Requirements: Set the data down again, exactly as it reads, but without the pictures.

════════════════

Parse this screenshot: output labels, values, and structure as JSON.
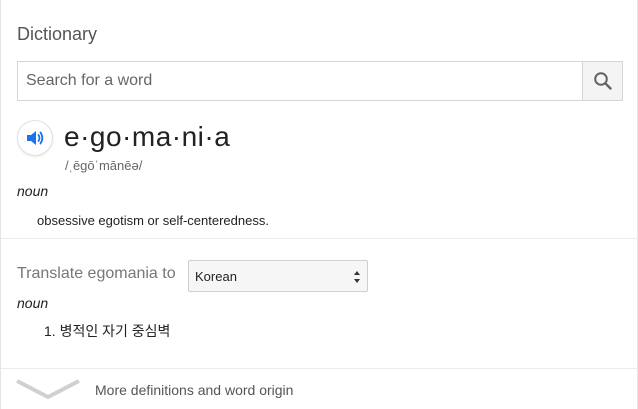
{
  "card": {
    "title": "Dictionary"
  },
  "search": {
    "placeholder": "Search for a word",
    "value": ""
  },
  "entry": {
    "headword": "e·go·ma·ni·a",
    "phonetic": "/ˌēgōˈmānēə/",
    "part_of_speech": "noun",
    "definition": "obsessive egotism or self-centeredness."
  },
  "translate": {
    "label": "Translate egomania to",
    "selected_language": "Korean",
    "part_of_speech": "noun",
    "items": [
      "1. 병적인 자기 중심벽"
    ]
  },
  "footer": {
    "more_label": "More definitions and word origin"
  },
  "colors": {
    "accent_blue": "#1a73e8",
    "icon_gray": "#5f6368",
    "chevron_gray": "#d0d0d0"
  },
  "icons": {
    "search": "search-icon",
    "speaker": "speaker-icon",
    "select_arrows": "select-arrows-icon",
    "more": "chevron-down-icon"
  }
}
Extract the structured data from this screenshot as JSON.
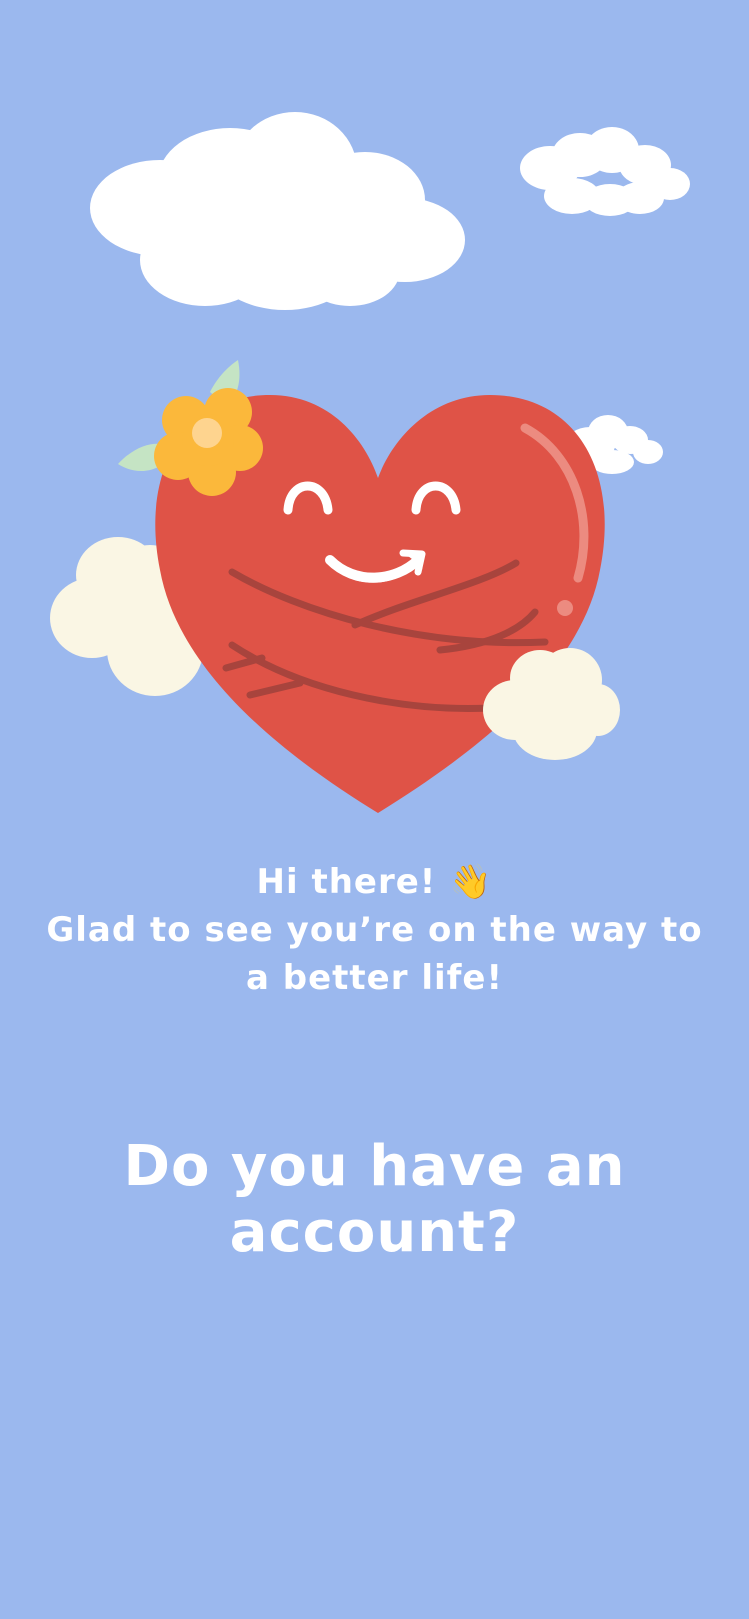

════════════════

Correct response:
Parse this screenshot: output labels, values, and structure as JSON.
{
  "card": {
    "title": "Dictionary"
  },
  "search": {
    "placeholder": "Search for a word",
    "value": ""
  },
  "entry": {
    "headword": "e·go·ma·ni·a",
    "phonetic": "/ˌēgōˈmānēə/",
    "part_of_speech": "noun",
    "definition": "obsessive egotism or self-centeredness."
  },
  "translate": {
    "label": "Translate egomania to",
    "selected_language": "Korean",
    "part_of_speech": "noun",
    "items": [
      "1. 병적인 자기 중심벽"
    ]
  },
  "footer": {
    "more_label": "More definitions and word origin"
  },
  "colors": {
    "accent_blue": "#1a73e8",
    "icon_gray": "#5f6368",
    "chevron_gray": "#d0d0d0"
  },
  "icons": {
    "search": "search-icon",
    "speaker": "speaker-icon",
    "select_arrows": "select-arrows-icon",
    "more": "chevron-down-icon"
  }
}
Extract the structured data from this screenshot as JSON.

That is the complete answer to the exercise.